● **DIRECTIONS FOR THIS TASK**:
From the entries below, list each line with "output".

>>>>

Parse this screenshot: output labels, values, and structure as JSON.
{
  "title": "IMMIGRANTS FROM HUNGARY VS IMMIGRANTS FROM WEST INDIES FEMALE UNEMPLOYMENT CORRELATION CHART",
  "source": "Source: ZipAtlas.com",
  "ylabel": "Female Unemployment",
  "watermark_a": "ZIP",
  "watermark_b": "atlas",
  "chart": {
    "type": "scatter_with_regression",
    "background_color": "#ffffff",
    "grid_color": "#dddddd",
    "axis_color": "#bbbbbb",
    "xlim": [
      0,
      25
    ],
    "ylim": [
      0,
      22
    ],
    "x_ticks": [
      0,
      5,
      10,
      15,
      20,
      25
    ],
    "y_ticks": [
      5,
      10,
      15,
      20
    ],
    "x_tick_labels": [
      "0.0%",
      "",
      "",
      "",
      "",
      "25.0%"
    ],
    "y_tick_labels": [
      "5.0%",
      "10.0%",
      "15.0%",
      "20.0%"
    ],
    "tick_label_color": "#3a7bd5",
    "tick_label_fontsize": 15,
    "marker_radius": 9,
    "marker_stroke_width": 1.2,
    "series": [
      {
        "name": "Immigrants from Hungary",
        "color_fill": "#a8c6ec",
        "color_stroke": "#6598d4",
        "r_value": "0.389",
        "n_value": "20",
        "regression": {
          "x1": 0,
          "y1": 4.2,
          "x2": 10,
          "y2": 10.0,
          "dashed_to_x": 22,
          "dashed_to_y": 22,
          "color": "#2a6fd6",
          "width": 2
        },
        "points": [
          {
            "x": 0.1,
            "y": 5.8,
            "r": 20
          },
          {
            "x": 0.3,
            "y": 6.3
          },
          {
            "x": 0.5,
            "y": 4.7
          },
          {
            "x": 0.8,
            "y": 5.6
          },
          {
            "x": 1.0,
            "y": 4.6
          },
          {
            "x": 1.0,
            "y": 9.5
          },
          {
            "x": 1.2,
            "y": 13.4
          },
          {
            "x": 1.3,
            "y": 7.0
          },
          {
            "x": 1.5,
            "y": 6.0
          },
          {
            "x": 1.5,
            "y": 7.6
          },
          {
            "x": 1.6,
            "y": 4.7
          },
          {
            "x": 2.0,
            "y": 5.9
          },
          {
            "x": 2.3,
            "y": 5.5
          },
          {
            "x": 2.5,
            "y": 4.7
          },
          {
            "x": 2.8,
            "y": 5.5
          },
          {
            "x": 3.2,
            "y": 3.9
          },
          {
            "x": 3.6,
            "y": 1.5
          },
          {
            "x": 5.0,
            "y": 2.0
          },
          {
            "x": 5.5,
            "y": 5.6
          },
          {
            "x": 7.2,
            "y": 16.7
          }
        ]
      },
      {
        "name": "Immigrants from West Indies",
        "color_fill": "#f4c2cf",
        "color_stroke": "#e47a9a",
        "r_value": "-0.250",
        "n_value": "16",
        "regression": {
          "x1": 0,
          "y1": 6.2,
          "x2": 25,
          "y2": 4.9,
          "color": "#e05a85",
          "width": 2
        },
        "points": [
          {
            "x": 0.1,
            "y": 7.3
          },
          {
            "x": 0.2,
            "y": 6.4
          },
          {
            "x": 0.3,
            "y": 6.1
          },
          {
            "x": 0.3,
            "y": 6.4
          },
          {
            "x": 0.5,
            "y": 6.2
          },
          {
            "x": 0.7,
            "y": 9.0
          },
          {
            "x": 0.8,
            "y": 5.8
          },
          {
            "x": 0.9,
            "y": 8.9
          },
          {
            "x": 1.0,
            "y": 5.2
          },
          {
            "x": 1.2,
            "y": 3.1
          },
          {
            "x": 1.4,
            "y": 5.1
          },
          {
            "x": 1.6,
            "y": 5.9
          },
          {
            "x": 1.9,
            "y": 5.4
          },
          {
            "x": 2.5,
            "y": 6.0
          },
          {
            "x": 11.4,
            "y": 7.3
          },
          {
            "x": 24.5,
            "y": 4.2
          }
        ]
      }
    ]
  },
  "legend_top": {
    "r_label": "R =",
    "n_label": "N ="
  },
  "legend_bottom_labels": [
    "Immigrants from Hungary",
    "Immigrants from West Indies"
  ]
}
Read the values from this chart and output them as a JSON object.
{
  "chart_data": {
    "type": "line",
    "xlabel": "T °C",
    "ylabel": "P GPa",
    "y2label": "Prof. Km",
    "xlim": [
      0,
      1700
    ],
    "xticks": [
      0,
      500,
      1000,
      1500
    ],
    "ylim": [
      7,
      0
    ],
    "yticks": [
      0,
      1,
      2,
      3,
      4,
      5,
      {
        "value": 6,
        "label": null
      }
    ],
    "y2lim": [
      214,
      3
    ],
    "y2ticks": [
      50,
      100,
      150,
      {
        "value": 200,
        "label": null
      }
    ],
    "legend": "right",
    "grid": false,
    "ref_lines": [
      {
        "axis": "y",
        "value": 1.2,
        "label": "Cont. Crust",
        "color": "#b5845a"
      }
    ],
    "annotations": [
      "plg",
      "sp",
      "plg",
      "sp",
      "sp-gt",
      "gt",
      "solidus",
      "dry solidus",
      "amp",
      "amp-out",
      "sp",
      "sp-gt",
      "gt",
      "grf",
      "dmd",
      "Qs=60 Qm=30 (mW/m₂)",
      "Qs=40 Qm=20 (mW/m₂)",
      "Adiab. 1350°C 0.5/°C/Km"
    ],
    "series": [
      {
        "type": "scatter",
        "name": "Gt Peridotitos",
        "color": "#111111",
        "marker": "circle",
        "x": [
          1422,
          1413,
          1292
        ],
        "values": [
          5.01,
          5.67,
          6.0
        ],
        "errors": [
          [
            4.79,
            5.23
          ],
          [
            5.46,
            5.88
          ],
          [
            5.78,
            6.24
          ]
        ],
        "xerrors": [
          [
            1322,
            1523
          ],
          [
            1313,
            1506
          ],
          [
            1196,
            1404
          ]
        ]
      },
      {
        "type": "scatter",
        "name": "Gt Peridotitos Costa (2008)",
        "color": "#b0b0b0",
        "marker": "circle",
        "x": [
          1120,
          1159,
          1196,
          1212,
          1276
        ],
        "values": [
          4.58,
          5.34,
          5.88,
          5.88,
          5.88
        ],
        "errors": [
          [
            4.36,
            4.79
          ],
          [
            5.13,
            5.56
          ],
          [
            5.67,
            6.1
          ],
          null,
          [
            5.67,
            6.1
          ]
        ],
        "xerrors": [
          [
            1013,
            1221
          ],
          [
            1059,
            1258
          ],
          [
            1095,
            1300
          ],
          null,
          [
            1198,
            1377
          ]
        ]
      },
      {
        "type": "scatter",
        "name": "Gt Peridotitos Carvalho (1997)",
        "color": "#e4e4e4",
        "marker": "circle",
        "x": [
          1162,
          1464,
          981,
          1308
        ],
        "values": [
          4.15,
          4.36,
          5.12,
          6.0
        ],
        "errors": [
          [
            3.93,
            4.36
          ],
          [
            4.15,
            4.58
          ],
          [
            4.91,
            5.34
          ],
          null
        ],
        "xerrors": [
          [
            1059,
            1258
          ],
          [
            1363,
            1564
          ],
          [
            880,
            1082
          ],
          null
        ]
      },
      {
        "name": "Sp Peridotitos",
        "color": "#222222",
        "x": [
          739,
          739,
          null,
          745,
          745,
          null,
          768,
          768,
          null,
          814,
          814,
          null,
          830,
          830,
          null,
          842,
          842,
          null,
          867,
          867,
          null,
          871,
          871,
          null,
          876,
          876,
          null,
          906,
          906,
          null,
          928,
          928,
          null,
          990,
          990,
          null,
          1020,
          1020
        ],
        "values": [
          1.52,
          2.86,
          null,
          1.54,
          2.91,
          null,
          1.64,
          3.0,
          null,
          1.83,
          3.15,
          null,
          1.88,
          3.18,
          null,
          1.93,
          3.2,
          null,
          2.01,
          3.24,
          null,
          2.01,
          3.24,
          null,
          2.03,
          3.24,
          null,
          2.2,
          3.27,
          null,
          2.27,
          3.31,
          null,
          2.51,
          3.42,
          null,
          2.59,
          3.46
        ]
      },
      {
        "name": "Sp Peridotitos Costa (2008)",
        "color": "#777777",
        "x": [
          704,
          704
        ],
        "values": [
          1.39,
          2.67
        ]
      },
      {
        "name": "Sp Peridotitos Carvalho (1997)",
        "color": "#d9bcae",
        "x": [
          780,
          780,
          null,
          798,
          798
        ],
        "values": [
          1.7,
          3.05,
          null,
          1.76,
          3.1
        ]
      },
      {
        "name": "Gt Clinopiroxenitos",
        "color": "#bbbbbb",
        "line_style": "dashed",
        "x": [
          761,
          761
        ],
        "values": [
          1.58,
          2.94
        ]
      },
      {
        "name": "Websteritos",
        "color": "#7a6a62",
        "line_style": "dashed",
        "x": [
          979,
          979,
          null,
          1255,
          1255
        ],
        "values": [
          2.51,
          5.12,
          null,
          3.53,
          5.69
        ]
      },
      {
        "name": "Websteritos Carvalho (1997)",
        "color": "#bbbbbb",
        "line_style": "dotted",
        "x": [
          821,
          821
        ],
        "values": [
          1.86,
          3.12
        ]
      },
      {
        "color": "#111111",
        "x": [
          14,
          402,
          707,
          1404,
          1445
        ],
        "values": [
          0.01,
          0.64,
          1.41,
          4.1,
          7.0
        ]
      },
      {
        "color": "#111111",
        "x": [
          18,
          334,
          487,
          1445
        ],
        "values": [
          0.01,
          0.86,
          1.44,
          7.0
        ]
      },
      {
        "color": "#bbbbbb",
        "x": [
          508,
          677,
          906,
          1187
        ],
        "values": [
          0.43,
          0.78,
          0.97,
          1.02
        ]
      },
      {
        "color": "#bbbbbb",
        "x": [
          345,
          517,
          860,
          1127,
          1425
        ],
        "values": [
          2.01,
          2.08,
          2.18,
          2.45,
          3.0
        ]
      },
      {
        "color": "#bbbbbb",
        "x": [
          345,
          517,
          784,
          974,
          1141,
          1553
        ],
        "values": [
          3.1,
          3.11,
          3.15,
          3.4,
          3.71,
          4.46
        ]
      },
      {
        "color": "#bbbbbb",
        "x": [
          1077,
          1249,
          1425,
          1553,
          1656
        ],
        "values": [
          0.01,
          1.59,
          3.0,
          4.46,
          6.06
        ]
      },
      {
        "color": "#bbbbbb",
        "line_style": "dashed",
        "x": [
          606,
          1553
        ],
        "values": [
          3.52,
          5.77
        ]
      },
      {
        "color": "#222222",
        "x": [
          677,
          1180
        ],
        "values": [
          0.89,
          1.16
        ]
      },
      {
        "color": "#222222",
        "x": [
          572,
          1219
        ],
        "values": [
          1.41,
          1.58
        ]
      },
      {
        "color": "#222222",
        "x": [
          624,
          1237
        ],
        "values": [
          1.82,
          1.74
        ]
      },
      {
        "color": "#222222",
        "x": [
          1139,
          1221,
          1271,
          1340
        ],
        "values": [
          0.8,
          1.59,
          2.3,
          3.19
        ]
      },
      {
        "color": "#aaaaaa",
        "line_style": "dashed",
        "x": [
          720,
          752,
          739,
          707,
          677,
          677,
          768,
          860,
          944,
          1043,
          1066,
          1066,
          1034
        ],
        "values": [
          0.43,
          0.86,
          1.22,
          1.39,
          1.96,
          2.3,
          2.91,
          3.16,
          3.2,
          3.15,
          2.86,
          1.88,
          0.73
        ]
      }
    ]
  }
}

<<<<

● **EXERCISE RESPONSE**:
Parse this screenshot: output labels, values, and structure as JSON.
Read the values from this chart and output them as a JSON object.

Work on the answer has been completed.